====== Provided data
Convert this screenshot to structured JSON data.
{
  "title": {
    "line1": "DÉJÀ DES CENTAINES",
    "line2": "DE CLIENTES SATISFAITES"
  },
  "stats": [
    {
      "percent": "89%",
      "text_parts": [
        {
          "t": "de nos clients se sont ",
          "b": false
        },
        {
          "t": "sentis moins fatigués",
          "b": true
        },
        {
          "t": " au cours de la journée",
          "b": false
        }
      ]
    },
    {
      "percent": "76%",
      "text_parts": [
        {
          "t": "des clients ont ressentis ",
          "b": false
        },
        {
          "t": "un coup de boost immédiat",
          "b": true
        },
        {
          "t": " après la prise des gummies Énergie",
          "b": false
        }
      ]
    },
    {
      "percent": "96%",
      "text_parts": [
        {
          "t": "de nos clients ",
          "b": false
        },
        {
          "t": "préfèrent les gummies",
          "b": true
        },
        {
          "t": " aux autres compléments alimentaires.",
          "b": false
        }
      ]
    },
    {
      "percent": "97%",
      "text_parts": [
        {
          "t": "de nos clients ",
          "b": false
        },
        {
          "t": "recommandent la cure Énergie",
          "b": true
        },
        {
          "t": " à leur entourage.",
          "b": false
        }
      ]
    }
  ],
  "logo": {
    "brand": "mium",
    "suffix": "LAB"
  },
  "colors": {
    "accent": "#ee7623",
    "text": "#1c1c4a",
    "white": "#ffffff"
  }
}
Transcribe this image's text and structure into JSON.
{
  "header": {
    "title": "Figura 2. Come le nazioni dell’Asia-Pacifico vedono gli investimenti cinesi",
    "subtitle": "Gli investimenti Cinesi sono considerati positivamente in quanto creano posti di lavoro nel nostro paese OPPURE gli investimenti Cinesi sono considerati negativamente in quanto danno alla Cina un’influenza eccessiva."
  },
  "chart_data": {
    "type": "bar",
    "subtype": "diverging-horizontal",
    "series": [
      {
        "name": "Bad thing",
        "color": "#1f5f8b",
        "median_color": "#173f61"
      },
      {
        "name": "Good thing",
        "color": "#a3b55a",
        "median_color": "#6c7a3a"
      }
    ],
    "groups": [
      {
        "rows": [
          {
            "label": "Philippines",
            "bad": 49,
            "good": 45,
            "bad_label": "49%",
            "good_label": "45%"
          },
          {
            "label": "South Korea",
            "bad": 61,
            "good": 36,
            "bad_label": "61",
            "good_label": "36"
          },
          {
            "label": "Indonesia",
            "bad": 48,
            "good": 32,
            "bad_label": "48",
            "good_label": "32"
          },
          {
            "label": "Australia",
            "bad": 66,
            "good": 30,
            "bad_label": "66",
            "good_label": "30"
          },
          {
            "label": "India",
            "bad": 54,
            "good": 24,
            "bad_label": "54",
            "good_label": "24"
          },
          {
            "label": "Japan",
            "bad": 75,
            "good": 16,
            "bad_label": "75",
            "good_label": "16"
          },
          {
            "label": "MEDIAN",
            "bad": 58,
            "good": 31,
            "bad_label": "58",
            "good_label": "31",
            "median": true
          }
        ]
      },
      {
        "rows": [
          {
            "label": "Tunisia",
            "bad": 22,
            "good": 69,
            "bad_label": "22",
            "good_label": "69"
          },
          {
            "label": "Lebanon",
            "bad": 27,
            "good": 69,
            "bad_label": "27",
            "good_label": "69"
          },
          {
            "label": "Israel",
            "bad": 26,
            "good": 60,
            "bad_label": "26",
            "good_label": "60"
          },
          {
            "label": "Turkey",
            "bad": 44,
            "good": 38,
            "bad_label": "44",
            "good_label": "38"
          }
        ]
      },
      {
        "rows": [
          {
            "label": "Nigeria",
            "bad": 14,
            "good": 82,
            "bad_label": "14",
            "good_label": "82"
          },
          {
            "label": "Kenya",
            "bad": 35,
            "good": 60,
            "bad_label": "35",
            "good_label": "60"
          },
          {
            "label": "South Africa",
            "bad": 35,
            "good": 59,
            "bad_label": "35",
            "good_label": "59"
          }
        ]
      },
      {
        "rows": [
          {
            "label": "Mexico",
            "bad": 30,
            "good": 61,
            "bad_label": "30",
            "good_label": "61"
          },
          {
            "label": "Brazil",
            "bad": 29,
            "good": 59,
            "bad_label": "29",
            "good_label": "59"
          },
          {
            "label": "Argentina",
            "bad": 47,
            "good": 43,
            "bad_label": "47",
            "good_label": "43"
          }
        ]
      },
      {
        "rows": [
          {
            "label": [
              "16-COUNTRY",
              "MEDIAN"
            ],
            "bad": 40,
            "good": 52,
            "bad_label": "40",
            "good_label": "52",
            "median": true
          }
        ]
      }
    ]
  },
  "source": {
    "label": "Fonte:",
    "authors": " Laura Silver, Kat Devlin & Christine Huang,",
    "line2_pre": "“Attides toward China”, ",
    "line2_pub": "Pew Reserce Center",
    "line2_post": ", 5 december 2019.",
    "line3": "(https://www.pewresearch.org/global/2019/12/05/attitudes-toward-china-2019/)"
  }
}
============
**What you have to do:**
Each line in the material above must be retyped without alteration.

**Solution to this problem:**
Convert this screenshot to structured JSON data.
{
  "title": {
    "line1": "DÉJÀ DES CENTAINES",
    "line2": "DE CLIENTES SATISFAITES"
  },
  "stats": [
    {
      "percent": "89%",
      "text_parts": [
        {
          "t": "de nos clients se sont ",
          "b": false
        },
        {
          "t": "sentis moins fatigués",
          "b": true
        },
        {
          "t": " au cours de la journée",
          "b": false
        }
      ]
    },
    {
      "percent": "76%",
      "text_parts": [
        {
          "t": "des clients ont ressentis ",
          "b": false
        },
        {
          "t": "un coup de boost immédiat",
          "b": true
        },
        {
          "t": " après la prise des gummies Énergie",
          "b": false
        }
      ]
    },
    {
      "percent": "96%",
      "text_parts": [
        {
          "t": "de nos clients ",
          "b": false
        },
        {
          "t": "préfèrent les gummies",
          "b": true
        },
        {
          "t": " aux autres compléments alimentaires.",
          "b": false
        }
      ]
    },
    {
      "percent": "97%",
      "text_parts": [
        {
          "t": "de nos clients ",
          "b": false
        },
        {
          "t": "recommandent la cure Énergie",
          "b": true
        },
        {
          "t": " à leur entourage.",
          "b": false
        }
      ]
    }
  ],
  "logo": {
    "brand": "mium",
    "suffix": "LAB"
  },
  "colors": {
    "accent": "#ee7623",
    "text": "#1c1c4a",
    "white": "#ffffff"
  }
}
Transcribe this image's text and structure into JSON.
{
  "header": {
    "title": "Figura 2. Come le nazioni dell’Asia-Pacifico vedono gli investimenti cinesi",
    "subtitle": "Gli investimenti Cinesi sono considerati positivamente in quanto creano posti di lavoro nel nostro paese OPPURE gli investimenti Cinesi sono considerati negativamente in quanto danno alla Cina un’influenza eccessiva."
  },
  "chart_data": {
    "type": "bar",
    "subtype": "diverging-horizontal",
    "series": [
      {
        "name": "Bad thing",
        "color": "#1f5f8b",
        "median_color": "#173f61"
      },
      {
        "name": "Good thing",
        "color": "#a3b55a",
        "median_color": "#6c7a3a"
      }
    ],
    "groups": [
      {
        "rows": [
          {
            "label": "Philippines",
            "bad": 49,
            "good": 45,
            "bad_label": "49%",
            "good_label": "45%"
          },
          {
            "label": "South Korea",
            "bad": 61,
            "good": 36,
            "bad_label": "61",
            "good_label": "36"
          },
          {
            "label": "Indonesia",
            "bad": 48,
            "good": 32,
            "bad_label": "48",
            "good_label": "32"
          },
          {
            "label": "Australia",
            "bad": 66,
            "good": 30,
            "bad_label": "66",
            "good_label": "30"
          },
          {
            "label": "India",
            "bad": 54,
            "good": 24,
            "bad_label": "54",
            "good_label": "24"
          },
          {
            "label": "Japan",
            "bad": 75,
            "good": 16,
            "bad_label": "75",
            "good_label": "16"
          },
          {
            "label": "MEDIAN",
            "bad": 58,
            "good": 31,
            "bad_label": "58",
            "good_label": "31",
            "median": true
          }
        ]
      },
      {
        "rows": [
          {
            "label": "Tunisia",
            "bad": 22,
            "good": 69,
            "bad_label": "22",
            "good_label": "69"
          },
          {
            "label": "Lebanon",
            "bad": 27,
            "good": 69,
            "bad_label": "27",
            "good_label": "69"
          },
          {
            "label": "Israel",
            "bad": 26,
            "good": 60,
            "bad_label": "26",
            "good_label": "60"
          },
          {
            "label": "Turkey",
            "bad": 44,
            "good": 38,
            "bad_label": "44",
            "good_label": "38"
          }
        ]
      },
      {
        "rows": [
          {
            "label": "Nigeria",
            "bad": 14,
            "good": 82,
            "bad_label": "14",
            "good_label": "82"
          },
          {
            "label": "Kenya",
            "bad": 35,
            "good": 60,
            "bad_label": "35",
            "good_label": "60"
          },
          {
            "label": "South Africa",
            "bad": 35,
            "good": 59,
            "bad_label": "35",
            "good_label": "59"
          }
        ]
      },
      {
        "rows": [
          {
            "label": "Mexico",
            "bad": 30,
            "good": 61,
            "bad_label": "30",
            "good_label": "61"
          },
          {
            "label": "Brazil",
            "bad": 29,
            "good": 59,
            "bad_label": "29",
            "good_label": "59"
          },
          {
            "label": "Argentina",
            "bad": 47,
            "good": 43,
            "bad_label": "47",
            "good_label": "43"
          }
        ]
      },
      {
        "rows": [
          {
            "label": [
              "16-COUNTRY",
              "MEDIAN"
            ],
            "bad": 40,
            "good": 52,
            "bad_label": "40",
            "good_label": "52",
            "median": true
          }
        ]
      }
    ]
  },
  "source": {
    "label": "Fonte:",
    "authors": " Laura Silver, Kat Devlin & Christine Huang,",
    "line2_pre": "“Attides toward China”, ",
    "line2_pub": "Pew Reserce Center",
    "line2_post": ", 5 december 2019.",
    "line3": "(https://www.pewresearch.org/global/2019/12/05/attitudes-toward-china-2019/)"
  }
}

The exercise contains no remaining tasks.